----- Task input -----
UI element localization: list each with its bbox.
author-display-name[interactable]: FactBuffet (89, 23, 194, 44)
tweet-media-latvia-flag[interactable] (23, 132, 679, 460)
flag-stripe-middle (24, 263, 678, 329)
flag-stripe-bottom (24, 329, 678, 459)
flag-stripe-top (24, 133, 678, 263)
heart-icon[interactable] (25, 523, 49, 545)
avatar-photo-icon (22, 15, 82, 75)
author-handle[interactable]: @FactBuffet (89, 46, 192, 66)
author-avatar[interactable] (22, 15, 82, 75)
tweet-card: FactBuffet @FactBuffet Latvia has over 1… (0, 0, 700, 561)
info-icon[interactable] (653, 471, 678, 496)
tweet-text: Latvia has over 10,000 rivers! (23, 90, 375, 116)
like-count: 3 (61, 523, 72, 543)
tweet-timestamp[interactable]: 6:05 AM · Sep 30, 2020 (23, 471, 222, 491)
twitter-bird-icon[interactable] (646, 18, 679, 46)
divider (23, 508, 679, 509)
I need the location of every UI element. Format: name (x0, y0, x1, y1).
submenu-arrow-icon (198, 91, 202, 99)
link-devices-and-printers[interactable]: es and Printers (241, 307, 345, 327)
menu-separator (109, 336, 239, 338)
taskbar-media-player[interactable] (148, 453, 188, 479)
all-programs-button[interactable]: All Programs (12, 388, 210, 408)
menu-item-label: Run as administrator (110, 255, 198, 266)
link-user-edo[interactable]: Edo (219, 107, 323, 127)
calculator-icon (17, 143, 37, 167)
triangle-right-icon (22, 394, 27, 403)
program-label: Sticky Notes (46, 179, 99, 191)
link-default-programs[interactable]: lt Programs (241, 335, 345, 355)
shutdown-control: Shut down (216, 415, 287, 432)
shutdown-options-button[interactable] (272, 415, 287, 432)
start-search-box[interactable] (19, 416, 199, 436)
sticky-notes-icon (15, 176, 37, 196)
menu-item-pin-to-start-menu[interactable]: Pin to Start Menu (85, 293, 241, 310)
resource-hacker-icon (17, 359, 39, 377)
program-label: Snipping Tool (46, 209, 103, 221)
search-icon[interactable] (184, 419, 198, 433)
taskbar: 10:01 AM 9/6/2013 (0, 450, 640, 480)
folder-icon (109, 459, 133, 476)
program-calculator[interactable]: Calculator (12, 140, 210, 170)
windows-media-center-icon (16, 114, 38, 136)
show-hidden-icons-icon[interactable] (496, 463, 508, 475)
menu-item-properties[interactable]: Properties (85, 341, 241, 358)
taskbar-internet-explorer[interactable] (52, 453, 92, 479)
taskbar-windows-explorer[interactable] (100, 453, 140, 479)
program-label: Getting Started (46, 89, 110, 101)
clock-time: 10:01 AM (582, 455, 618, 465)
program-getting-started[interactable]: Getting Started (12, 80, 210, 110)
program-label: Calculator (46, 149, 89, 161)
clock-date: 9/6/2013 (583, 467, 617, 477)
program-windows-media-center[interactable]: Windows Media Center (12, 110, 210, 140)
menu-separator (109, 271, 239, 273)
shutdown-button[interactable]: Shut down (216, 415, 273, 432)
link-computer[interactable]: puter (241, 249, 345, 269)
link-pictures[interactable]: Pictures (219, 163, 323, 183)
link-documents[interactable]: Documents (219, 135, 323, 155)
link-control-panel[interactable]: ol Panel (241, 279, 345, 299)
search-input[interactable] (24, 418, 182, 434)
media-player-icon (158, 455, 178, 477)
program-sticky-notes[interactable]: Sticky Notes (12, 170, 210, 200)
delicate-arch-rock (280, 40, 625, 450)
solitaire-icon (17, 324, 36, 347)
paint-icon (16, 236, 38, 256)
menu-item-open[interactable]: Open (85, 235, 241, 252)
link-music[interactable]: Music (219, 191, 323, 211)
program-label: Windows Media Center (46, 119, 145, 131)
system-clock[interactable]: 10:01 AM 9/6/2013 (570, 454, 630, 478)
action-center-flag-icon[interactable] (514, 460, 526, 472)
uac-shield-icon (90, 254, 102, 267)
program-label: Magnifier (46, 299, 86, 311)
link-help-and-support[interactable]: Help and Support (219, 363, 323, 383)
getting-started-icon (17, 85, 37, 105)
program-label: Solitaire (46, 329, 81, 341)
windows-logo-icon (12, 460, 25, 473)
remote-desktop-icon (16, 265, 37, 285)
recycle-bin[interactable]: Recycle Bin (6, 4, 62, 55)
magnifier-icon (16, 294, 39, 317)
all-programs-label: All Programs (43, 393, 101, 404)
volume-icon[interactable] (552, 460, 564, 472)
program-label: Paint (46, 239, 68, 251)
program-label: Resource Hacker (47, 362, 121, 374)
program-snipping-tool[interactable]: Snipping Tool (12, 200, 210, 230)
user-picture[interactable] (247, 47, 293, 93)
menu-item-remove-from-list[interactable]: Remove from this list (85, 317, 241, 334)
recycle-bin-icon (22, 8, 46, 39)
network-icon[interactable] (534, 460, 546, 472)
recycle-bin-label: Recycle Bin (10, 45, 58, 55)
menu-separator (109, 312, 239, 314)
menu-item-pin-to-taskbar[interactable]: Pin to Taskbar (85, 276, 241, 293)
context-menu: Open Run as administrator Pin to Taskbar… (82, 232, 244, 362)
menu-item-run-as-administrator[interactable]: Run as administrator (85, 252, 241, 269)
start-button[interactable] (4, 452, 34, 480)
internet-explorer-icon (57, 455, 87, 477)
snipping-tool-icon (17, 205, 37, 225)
-----
> **Aim of the task**: Reproduce the whole listing above word for word.

> **Written reply**:
UI element localization: list each with its bbox.
author-display-name[interactable]: FactBuffet (89, 23, 194, 44)
tweet-media-latvia-flag[interactable] (23, 132, 679, 460)
flag-stripe-middle (24, 263, 678, 329)
flag-stripe-bottom (24, 329, 678, 459)
flag-stripe-top (24, 133, 678, 263)
heart-icon[interactable] (25, 523, 49, 545)
avatar-photo-icon (22, 15, 82, 75)
author-handle[interactable]: @FactBuffet (89, 46, 192, 66)
author-avatar[interactable] (22, 15, 82, 75)
tweet-card: FactBuffet @FactBuffet Latvia has over 1… (0, 0, 700, 561)
info-icon[interactable] (653, 471, 678, 496)
tweet-text: Latvia has over 10,000 rivers! (23, 90, 375, 116)
like-count: 3 (61, 523, 72, 543)
tweet-timestamp[interactable]: 6:05 AM · Sep 30, 2020 (23, 471, 222, 491)
twitter-bird-icon[interactable] (646, 18, 679, 46)
divider (23, 508, 679, 509)
I need the location of every UI element. Format: name (x0, y0, x1, y1).
submenu-arrow-icon (198, 91, 202, 99)
link-devices-and-printers[interactable]: es and Printers (241, 307, 345, 327)
menu-separator (109, 336, 239, 338)
taskbar-media-player[interactable] (148, 453, 188, 479)
all-programs-button[interactable]: All Programs (12, 388, 210, 408)
menu-item-label: Run as administrator (110, 255, 198, 266)
link-user-edo[interactable]: Edo (219, 107, 323, 127)
calculator-icon (17, 143, 37, 167)
triangle-right-icon (22, 394, 27, 403)
program-label: Sticky Notes (46, 179, 99, 191)
link-default-programs[interactable]: lt Programs (241, 335, 345, 355)
shutdown-control: Shut down (216, 415, 287, 432)
shutdown-options-button[interactable] (272, 415, 287, 432)
start-search-box[interactable] (19, 416, 199, 436)
sticky-notes-icon (15, 176, 37, 196)
menu-item-pin-to-start-menu[interactable]: Pin to Start Menu (85, 293, 241, 310)
resource-hacker-icon (17, 359, 39, 377)
program-label: Snipping Tool (46, 209, 103, 221)
search-icon[interactable] (184, 419, 198, 433)
taskbar: 10:01 AM 9/6/2013 (0, 450, 640, 480)
folder-icon (109, 459, 133, 476)
program-calculator[interactable]: Calculator (12, 140, 210, 170)
windows-media-center-icon (16, 114, 38, 136)
show-hidden-icons-icon[interactable] (496, 463, 508, 475)
menu-item-properties[interactable]: Properties (85, 341, 241, 358)
taskbar-internet-explorer[interactable] (52, 453, 92, 479)
taskbar-windows-explorer[interactable] (100, 453, 140, 479)
program-label: Getting Started (46, 89, 110, 101)
clock-time: 10:01 AM (582, 455, 618, 465)
program-getting-started[interactable]: Getting Started (12, 80, 210, 110)
program-label: Calculator (46, 149, 89, 161)
clock-date: 9/6/2013 (583, 467, 617, 477)
program-windows-media-center[interactable]: Windows Media Center (12, 110, 210, 140)
menu-separator (109, 271, 239, 273)
shutdown-button[interactable]: Shut down (216, 415, 273, 432)
link-computer[interactable]: puter (241, 249, 345, 269)
link-pictures[interactable]: Pictures (219, 163, 323, 183)
link-documents[interactable]: Documents (219, 135, 323, 155)
link-control-panel[interactable]: ol Panel (241, 279, 345, 299)
search-input[interactable] (24, 418, 182, 434)
media-player-icon (158, 455, 178, 477)
program-sticky-notes[interactable]: Sticky Notes (12, 170, 210, 200)
delicate-arch-rock (280, 40, 625, 450)
solitaire-icon (17, 324, 36, 347)
paint-icon (16, 236, 38, 256)
menu-item-open[interactable]: Open (85, 235, 241, 252)
link-music[interactable]: Music (219, 191, 323, 211)
program-label: Windows Media Center (46, 119, 145, 131)
system-clock[interactable]: 10:01 AM 9/6/2013 (570, 454, 630, 478)
action-center-flag-icon[interactable] (514, 460, 526, 472)
uac-shield-icon (90, 254, 102, 267)
program-label: Magnifier (46, 299, 86, 311)
link-help-and-support[interactable]: Help and Support (219, 363, 323, 383)
getting-started-icon (17, 85, 37, 105)
program-label: Solitaire (46, 329, 81, 341)
windows-logo-icon (12, 460, 25, 473)
remote-desktop-icon (16, 265, 37, 285)
recycle-bin[interactable]: Recycle Bin (6, 4, 62, 55)
magnifier-icon (16, 294, 39, 317)
all-programs-label: All Programs (43, 393, 101, 404)
volume-icon[interactable] (552, 460, 564, 472)
program-label: Paint (46, 239, 68, 251)
program-label: Resource Hacker (47, 362, 121, 374)
program-snipping-tool[interactable]: Snipping Tool (12, 200, 210, 230)
user-picture[interactable] (247, 47, 293, 93)
menu-item-remove-from-list[interactable]: Remove from this list (85, 317, 241, 334)
recycle-bin-icon (22, 8, 46, 39)
network-icon[interactable] (534, 460, 546, 472)
recycle-bin-label: Recycle Bin (10, 45, 58, 55)
menu-separator (109, 312, 239, 314)
menu-item-pin-to-taskbar[interactable]: Pin to Taskbar (85, 276, 241, 293)
context-menu: Open Run as administrator Pin to Taskbar… (82, 232, 244, 362)
menu-item-run-as-administrator[interactable]: Run as administrator (85, 252, 241, 269)
start-button[interactable] (4, 452, 34, 480)
internet-explorer-icon (57, 455, 87, 477)
snipping-tool-icon (17, 205, 37, 225)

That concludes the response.